>> begin Records supplied
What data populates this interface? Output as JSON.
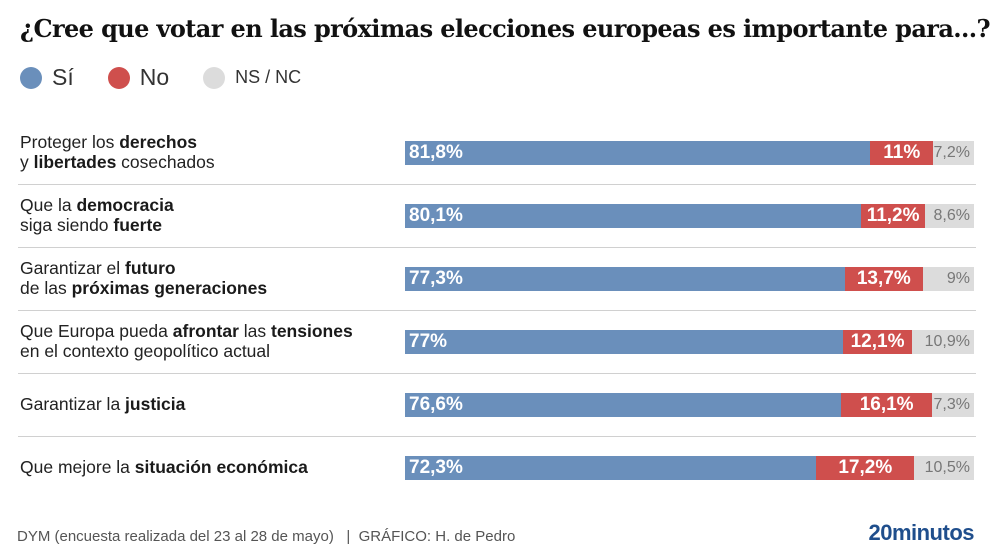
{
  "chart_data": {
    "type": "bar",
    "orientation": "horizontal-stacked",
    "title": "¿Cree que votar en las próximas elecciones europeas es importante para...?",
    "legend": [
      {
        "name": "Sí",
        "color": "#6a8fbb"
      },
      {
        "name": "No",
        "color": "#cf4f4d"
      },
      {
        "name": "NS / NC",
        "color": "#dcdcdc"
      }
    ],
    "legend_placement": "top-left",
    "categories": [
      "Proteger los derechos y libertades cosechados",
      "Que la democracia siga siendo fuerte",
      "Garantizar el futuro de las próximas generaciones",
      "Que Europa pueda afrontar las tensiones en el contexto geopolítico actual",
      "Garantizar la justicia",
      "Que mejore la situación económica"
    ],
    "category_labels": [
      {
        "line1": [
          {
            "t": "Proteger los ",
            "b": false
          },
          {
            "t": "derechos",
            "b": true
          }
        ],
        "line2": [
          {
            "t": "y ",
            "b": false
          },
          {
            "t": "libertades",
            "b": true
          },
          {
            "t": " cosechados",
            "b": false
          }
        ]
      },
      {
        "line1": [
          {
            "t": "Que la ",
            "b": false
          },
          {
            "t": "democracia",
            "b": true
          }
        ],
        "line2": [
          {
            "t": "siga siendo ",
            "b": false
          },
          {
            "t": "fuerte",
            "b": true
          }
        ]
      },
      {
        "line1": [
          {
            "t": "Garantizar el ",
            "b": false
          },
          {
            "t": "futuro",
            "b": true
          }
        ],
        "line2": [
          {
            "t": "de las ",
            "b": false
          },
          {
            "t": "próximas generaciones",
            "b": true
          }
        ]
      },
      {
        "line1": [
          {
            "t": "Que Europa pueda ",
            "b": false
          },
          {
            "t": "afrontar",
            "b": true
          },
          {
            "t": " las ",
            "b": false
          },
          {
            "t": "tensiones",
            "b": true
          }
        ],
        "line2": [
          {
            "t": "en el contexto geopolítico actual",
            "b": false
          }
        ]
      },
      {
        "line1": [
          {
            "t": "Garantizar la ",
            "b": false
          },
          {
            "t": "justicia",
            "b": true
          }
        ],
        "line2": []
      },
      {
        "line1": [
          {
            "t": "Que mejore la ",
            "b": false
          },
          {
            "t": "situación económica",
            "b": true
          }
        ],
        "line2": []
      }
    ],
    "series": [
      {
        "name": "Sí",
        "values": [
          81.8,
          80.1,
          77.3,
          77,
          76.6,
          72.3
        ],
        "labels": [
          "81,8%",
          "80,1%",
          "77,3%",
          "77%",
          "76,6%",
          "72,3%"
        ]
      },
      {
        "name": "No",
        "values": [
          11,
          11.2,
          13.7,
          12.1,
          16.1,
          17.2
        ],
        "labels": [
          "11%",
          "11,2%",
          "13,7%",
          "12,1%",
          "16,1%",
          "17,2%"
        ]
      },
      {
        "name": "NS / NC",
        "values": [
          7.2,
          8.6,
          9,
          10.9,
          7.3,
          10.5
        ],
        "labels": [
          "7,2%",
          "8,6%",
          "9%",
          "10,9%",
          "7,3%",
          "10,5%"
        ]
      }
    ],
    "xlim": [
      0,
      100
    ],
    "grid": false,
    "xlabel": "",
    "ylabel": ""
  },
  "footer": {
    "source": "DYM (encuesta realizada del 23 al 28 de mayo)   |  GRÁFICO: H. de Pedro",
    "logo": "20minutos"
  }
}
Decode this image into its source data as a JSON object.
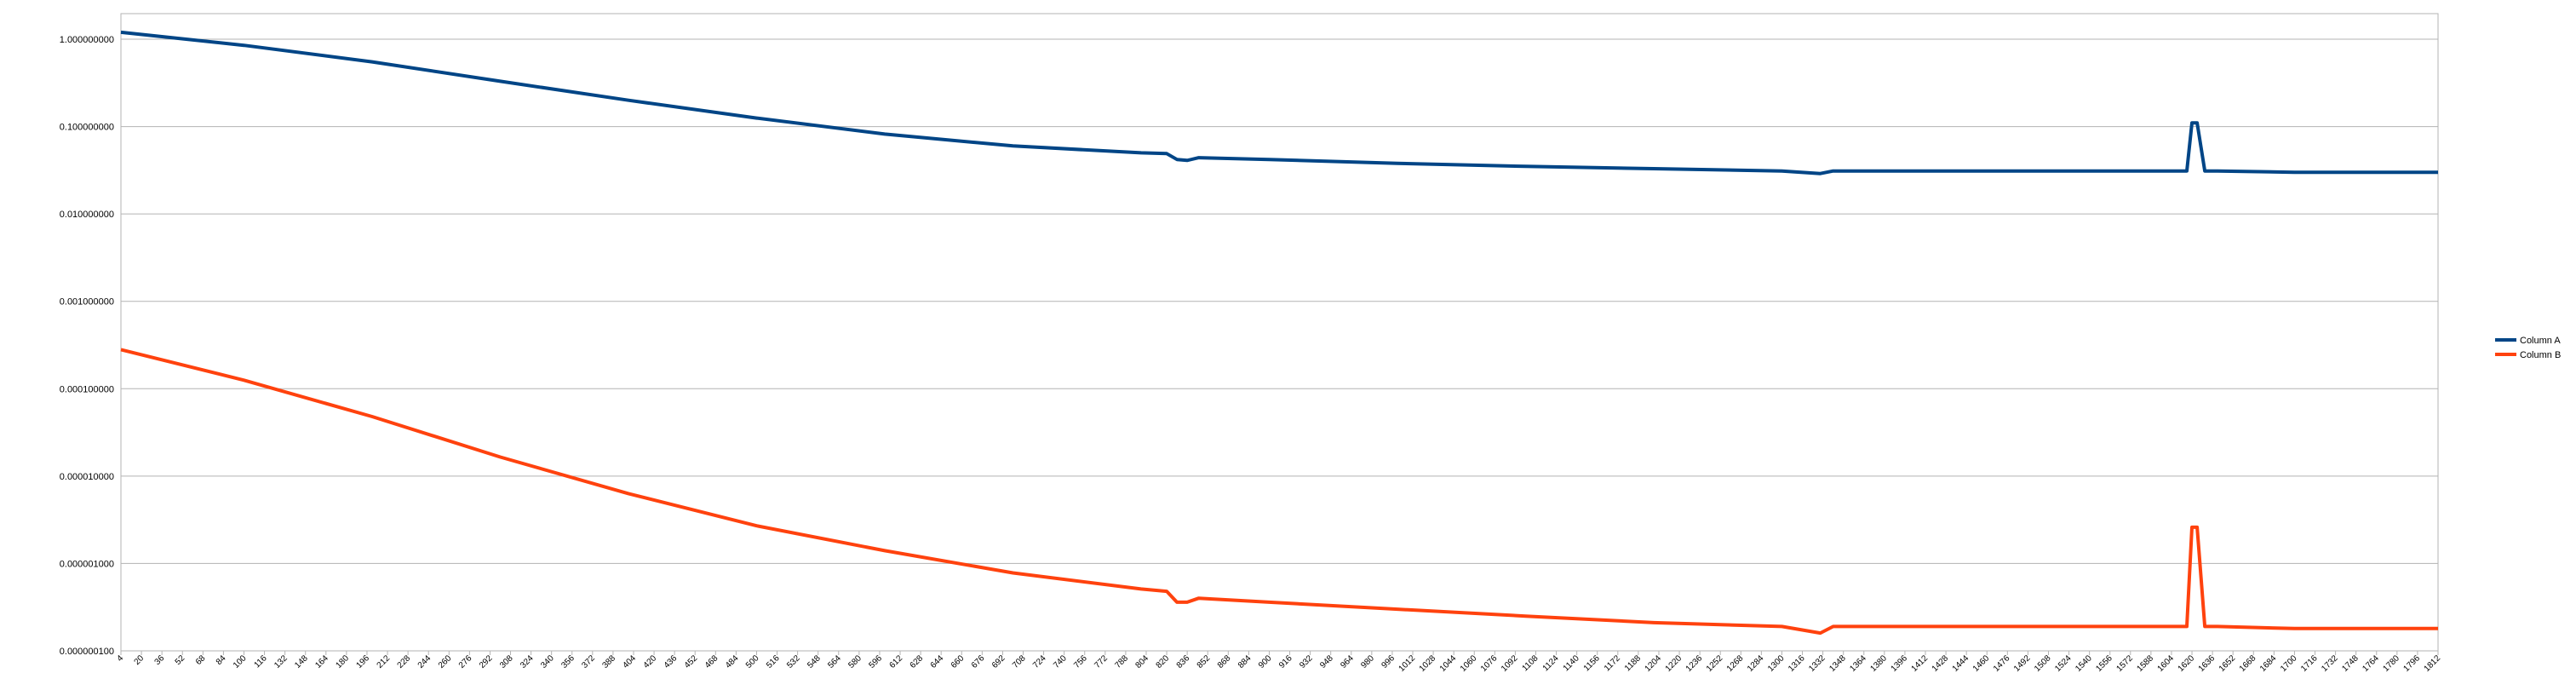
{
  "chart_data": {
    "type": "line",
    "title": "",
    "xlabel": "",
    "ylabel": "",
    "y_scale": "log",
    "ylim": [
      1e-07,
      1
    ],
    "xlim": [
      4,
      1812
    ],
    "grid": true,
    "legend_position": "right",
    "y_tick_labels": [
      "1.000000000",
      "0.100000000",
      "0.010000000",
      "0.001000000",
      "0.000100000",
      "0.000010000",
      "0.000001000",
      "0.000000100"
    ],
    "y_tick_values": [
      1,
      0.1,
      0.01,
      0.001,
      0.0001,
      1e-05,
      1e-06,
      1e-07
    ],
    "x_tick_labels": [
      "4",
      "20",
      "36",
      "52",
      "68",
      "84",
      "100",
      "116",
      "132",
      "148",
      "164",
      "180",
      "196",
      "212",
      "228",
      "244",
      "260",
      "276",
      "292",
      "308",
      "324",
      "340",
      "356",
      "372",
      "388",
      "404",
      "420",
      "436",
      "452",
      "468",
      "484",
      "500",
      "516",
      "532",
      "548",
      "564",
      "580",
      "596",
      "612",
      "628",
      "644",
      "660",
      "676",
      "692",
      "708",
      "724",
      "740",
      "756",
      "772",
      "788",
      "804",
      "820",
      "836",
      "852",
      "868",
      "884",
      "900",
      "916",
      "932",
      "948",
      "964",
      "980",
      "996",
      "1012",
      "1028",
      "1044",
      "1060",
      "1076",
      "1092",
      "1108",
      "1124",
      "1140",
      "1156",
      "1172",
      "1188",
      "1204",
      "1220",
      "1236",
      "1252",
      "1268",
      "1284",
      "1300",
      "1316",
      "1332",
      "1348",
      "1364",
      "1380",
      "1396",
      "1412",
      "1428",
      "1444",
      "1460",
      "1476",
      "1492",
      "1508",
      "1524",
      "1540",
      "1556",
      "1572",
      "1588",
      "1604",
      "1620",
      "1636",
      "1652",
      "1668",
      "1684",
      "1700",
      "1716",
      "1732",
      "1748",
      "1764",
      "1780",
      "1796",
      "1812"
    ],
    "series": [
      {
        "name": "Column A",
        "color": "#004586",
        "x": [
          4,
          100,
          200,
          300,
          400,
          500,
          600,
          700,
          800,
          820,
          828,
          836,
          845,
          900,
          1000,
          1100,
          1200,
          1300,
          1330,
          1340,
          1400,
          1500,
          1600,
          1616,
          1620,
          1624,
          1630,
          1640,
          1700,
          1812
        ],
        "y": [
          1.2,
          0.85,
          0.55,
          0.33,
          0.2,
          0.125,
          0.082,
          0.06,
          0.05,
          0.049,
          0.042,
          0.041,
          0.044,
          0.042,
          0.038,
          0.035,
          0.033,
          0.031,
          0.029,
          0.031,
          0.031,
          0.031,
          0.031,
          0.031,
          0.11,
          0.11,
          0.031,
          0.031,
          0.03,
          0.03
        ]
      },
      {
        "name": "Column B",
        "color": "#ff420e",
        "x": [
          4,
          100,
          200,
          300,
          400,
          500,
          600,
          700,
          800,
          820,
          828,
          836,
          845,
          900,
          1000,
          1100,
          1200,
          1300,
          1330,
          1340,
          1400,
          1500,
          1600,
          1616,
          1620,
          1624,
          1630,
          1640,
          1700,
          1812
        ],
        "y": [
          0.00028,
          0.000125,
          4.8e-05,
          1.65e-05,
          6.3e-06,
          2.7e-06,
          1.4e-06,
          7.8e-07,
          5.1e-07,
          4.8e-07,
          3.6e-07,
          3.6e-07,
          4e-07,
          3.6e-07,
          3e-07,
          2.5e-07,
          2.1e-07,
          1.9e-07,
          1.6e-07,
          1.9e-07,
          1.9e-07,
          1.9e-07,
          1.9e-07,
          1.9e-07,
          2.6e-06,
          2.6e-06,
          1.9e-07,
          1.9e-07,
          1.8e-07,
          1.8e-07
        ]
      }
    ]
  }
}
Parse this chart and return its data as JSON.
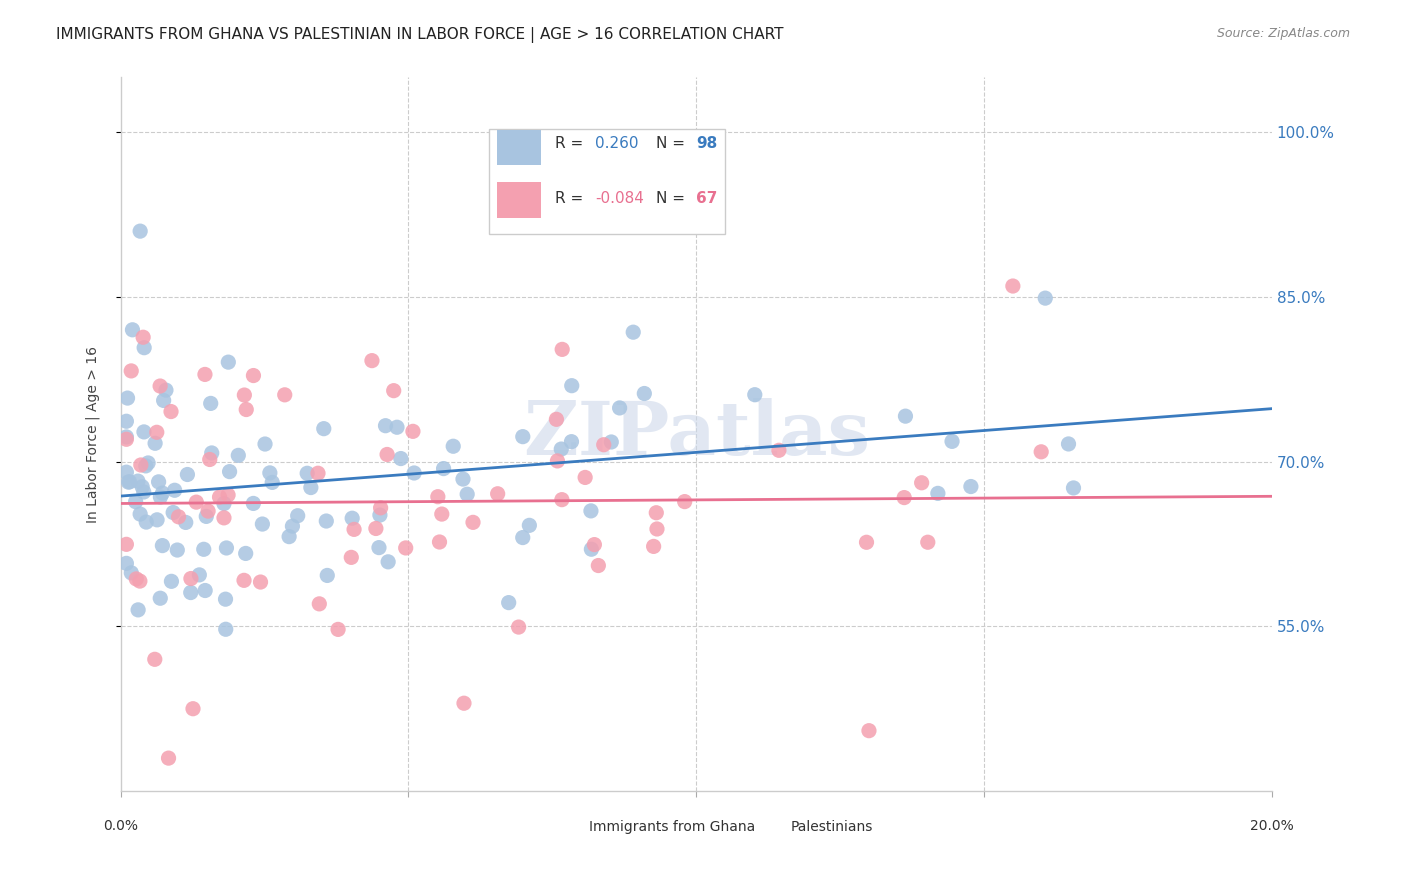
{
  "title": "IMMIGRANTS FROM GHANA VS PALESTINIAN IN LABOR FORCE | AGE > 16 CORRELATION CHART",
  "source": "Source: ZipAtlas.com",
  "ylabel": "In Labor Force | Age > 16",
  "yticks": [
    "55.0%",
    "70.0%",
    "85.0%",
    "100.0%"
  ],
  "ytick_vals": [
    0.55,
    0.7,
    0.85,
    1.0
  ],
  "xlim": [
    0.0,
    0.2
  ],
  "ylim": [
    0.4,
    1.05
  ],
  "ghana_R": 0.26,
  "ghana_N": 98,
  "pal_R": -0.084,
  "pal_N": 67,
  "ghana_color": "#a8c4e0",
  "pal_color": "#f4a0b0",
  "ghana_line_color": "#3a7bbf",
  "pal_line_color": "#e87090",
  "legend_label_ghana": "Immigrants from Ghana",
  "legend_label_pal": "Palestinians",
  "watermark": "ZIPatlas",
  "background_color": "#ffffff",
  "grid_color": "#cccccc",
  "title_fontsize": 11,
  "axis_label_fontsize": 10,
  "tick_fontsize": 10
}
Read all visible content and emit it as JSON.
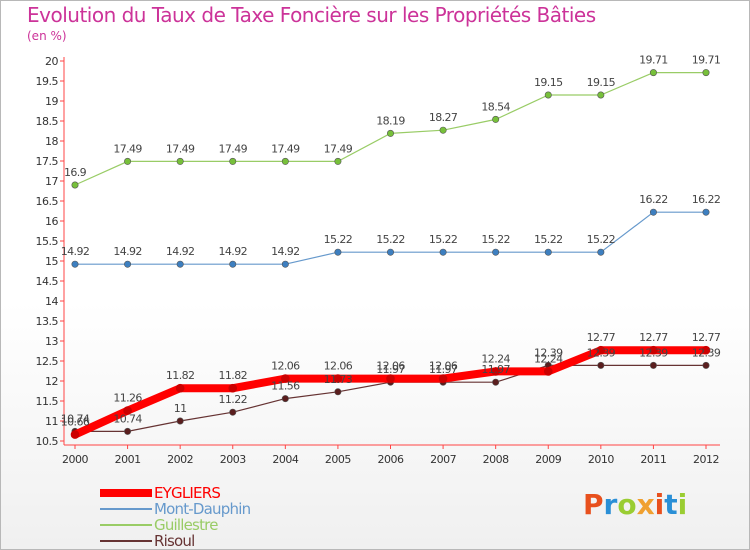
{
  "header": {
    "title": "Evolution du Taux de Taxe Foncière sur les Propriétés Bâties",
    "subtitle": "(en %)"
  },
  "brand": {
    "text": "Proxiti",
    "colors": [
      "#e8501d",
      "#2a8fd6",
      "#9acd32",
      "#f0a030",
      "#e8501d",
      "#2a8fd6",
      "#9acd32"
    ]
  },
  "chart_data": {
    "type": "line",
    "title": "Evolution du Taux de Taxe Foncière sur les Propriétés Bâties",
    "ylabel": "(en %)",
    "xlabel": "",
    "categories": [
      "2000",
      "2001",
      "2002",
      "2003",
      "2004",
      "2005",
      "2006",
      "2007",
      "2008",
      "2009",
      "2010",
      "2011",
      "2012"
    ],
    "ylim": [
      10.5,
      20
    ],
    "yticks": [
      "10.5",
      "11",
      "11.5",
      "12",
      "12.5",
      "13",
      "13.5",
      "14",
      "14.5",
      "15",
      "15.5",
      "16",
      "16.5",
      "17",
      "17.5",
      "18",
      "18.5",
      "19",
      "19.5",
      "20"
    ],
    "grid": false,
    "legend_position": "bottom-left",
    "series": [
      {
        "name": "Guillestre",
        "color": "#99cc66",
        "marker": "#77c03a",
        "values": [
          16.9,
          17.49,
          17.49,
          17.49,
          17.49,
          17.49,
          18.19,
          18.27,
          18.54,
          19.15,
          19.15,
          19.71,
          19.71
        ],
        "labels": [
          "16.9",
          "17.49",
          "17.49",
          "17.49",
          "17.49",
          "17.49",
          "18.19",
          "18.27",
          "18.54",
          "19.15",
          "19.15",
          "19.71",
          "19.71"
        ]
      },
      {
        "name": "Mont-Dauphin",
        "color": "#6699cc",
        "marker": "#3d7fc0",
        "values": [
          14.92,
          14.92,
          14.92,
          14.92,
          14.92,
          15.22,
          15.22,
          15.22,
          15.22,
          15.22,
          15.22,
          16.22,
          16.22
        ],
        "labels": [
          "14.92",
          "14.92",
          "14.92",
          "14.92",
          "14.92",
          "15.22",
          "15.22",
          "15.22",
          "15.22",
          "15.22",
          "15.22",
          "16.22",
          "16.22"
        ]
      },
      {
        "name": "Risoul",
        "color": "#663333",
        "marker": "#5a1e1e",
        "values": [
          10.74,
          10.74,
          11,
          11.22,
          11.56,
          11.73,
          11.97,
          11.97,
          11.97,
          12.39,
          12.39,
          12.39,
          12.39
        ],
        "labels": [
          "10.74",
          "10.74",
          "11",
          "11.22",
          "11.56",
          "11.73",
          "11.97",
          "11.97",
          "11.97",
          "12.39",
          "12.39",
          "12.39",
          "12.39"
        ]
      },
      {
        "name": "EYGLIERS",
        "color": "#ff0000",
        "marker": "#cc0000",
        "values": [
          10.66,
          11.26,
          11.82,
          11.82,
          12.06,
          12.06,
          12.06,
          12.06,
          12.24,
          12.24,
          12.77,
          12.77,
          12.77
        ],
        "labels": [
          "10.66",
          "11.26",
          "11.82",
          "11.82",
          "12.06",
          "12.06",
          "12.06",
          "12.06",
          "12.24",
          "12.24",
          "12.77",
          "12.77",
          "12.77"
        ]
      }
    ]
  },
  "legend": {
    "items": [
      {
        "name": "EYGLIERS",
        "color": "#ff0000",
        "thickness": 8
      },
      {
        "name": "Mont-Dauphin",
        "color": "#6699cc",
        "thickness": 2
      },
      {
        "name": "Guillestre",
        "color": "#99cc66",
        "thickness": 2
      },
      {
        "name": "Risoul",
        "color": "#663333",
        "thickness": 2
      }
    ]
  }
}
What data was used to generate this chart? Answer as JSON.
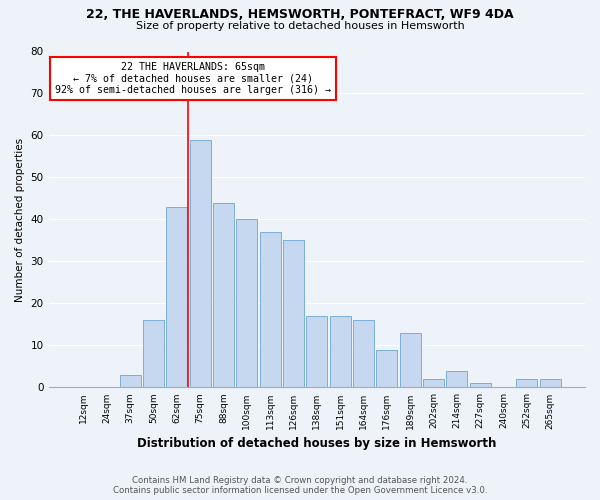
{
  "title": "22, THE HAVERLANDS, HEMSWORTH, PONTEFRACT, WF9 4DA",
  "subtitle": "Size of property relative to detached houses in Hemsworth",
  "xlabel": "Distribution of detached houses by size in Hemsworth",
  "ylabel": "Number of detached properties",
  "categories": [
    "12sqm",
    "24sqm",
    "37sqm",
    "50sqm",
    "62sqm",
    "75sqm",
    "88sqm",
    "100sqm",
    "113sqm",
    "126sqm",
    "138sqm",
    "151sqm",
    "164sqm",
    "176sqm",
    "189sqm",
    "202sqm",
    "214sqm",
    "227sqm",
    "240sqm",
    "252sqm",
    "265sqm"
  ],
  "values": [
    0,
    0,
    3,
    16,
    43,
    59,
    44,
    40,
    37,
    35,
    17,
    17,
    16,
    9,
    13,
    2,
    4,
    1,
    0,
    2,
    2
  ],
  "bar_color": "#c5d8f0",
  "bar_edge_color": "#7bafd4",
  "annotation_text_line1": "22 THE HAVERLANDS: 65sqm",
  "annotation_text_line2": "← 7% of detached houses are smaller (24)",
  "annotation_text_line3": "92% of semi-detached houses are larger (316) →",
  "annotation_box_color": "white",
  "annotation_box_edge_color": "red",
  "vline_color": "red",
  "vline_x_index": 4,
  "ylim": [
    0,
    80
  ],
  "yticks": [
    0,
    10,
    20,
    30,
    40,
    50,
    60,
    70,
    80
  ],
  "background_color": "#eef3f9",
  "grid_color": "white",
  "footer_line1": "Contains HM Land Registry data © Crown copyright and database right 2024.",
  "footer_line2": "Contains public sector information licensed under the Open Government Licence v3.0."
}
>> end Records supplied
**Objective:** Look for lines containing the string "cosechados" and copy them all.

**Written response:**
      "Proteger los derechos y libertades cosechados",
            "t": " cosechados",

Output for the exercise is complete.